▸ **Your goal**: Write out every line below that includes the word "invol".

----------

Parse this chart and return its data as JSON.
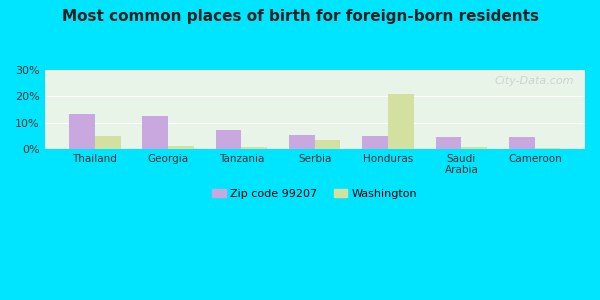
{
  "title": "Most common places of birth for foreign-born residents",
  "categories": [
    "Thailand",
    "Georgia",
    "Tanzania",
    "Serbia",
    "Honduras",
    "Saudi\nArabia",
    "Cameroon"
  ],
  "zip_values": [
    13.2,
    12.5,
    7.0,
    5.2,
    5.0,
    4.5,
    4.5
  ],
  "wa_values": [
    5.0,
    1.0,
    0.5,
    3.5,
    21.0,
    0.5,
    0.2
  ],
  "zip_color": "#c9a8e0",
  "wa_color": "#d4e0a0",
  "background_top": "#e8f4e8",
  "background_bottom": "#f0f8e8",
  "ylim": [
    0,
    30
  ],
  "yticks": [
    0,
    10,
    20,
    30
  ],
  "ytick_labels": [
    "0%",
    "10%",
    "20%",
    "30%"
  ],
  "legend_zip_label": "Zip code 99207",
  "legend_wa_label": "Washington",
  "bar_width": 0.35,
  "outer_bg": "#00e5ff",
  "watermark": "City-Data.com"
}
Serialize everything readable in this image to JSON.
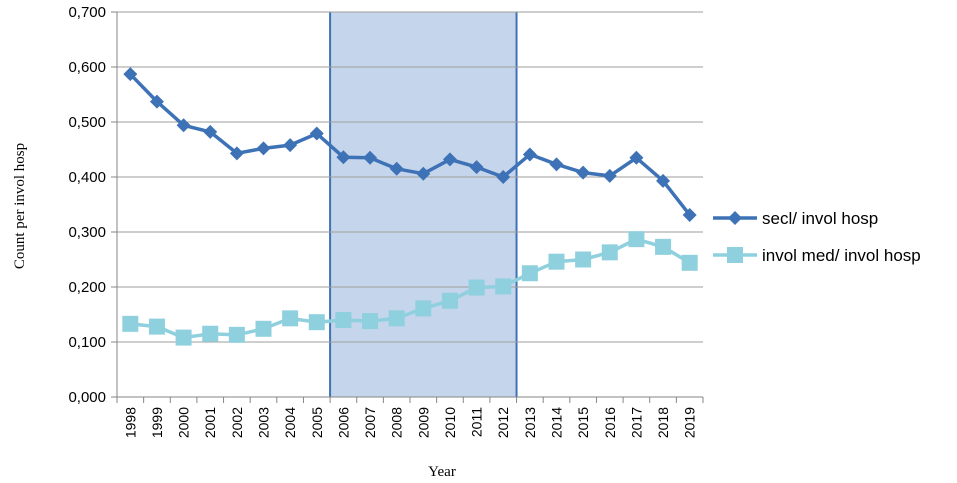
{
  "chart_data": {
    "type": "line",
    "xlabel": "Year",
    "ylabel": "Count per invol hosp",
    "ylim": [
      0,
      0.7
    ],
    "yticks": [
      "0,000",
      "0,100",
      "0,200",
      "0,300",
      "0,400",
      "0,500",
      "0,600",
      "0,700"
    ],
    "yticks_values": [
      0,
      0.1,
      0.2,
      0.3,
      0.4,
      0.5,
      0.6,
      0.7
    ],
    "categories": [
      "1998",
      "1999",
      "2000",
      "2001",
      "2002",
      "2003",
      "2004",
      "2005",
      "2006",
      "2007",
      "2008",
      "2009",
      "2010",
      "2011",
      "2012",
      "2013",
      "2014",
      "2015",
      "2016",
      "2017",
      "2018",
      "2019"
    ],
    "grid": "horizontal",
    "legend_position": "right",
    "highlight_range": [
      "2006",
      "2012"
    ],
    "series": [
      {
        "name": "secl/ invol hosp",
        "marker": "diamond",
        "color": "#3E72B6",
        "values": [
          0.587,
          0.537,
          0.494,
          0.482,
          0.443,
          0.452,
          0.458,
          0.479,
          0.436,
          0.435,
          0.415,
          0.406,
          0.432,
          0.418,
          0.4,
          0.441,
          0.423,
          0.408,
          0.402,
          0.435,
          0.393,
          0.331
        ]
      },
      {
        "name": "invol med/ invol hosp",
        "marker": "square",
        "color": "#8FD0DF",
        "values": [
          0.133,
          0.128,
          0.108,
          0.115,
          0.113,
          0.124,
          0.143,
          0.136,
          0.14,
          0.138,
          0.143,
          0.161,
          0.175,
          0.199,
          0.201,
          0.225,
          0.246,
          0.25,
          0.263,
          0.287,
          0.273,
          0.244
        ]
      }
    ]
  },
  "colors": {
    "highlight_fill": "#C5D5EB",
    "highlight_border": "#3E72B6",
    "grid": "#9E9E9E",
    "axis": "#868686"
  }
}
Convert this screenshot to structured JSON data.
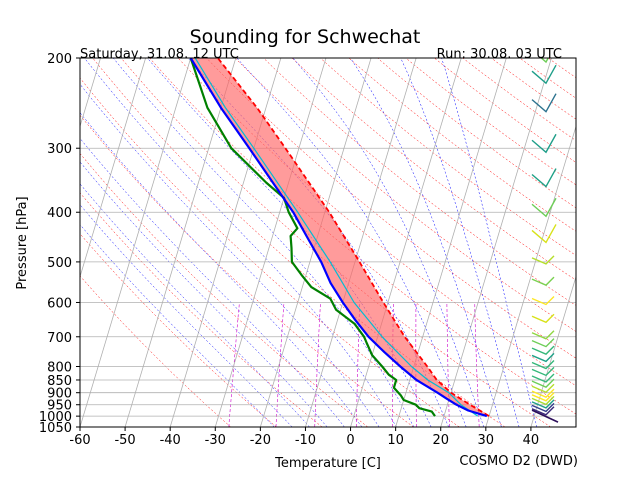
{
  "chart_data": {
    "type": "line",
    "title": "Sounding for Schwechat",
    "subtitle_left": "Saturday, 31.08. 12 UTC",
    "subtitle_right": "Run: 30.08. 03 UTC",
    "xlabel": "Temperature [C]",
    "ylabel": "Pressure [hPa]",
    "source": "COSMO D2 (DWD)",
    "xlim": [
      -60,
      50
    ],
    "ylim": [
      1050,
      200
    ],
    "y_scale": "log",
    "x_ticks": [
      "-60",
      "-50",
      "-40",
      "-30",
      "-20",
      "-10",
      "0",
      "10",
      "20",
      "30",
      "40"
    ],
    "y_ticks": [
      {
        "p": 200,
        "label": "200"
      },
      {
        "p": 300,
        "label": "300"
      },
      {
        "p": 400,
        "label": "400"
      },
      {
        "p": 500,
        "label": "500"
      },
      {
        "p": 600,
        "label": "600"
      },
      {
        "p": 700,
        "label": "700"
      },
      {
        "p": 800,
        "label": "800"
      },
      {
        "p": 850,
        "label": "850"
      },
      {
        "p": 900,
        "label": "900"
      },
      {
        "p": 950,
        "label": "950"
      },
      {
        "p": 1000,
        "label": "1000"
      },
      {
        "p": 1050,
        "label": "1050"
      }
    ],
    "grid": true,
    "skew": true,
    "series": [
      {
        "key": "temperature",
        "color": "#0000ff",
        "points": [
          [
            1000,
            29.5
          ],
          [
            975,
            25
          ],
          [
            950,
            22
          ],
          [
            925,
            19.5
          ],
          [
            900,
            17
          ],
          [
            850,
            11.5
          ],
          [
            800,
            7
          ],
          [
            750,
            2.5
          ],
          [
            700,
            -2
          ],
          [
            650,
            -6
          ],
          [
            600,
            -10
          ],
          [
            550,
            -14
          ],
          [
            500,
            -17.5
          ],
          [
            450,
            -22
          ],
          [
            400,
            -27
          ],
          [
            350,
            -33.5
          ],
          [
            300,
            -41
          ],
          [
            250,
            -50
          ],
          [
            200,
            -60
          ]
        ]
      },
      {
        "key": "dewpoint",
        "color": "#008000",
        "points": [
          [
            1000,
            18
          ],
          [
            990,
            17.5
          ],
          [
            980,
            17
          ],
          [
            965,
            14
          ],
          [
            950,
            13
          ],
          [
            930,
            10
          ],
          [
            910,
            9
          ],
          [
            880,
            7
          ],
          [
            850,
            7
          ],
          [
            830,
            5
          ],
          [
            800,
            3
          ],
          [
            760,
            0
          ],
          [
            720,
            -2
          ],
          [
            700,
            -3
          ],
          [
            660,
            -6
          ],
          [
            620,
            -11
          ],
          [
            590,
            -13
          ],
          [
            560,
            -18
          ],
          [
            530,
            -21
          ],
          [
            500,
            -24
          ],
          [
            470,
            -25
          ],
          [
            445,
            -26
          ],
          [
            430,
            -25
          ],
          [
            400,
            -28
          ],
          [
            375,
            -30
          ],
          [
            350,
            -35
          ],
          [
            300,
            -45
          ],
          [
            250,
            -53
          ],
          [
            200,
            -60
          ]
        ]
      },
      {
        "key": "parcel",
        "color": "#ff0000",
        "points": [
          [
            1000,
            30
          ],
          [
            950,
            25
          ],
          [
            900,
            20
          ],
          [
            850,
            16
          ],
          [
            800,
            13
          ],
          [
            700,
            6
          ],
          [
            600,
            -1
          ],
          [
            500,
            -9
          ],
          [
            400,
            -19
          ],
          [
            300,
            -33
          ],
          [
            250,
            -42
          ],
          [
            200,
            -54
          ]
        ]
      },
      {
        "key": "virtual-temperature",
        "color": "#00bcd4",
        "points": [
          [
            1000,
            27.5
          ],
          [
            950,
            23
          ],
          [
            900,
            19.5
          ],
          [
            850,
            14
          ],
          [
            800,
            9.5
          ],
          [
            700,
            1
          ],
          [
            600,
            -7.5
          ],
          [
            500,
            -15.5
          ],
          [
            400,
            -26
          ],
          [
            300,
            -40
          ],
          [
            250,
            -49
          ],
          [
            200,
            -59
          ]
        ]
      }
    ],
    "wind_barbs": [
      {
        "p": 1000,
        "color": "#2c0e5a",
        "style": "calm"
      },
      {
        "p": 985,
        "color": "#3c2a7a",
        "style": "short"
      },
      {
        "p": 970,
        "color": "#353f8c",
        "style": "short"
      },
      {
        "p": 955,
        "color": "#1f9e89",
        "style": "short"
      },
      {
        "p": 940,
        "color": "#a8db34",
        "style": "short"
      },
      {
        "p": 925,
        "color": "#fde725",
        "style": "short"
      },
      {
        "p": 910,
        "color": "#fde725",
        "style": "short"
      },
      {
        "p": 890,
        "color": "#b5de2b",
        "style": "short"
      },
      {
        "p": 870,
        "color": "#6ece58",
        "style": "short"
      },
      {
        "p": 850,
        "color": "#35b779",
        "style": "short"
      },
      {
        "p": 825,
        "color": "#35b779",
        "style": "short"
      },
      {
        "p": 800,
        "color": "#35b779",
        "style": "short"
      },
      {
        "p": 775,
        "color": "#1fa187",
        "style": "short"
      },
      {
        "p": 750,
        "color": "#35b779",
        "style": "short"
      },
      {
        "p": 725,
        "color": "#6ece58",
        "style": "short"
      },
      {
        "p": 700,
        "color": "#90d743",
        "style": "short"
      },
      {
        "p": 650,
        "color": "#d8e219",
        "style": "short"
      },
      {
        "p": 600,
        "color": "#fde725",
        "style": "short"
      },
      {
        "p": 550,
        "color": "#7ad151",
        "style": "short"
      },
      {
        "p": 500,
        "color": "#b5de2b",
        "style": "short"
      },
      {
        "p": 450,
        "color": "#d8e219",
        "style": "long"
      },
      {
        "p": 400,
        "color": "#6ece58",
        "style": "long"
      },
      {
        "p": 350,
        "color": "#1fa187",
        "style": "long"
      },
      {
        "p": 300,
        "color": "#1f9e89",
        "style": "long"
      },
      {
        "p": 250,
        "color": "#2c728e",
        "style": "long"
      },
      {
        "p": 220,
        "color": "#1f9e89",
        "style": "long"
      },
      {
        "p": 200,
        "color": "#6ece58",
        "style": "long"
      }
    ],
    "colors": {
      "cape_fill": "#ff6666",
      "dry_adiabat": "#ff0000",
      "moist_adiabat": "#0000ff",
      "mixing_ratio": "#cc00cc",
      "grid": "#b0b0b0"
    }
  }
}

----------

▸ **Expected output**:
    "ylabel": "Count per invol hosp",
        "name": "secl/ invol hosp",
        "name": "invol med/ invol hosp",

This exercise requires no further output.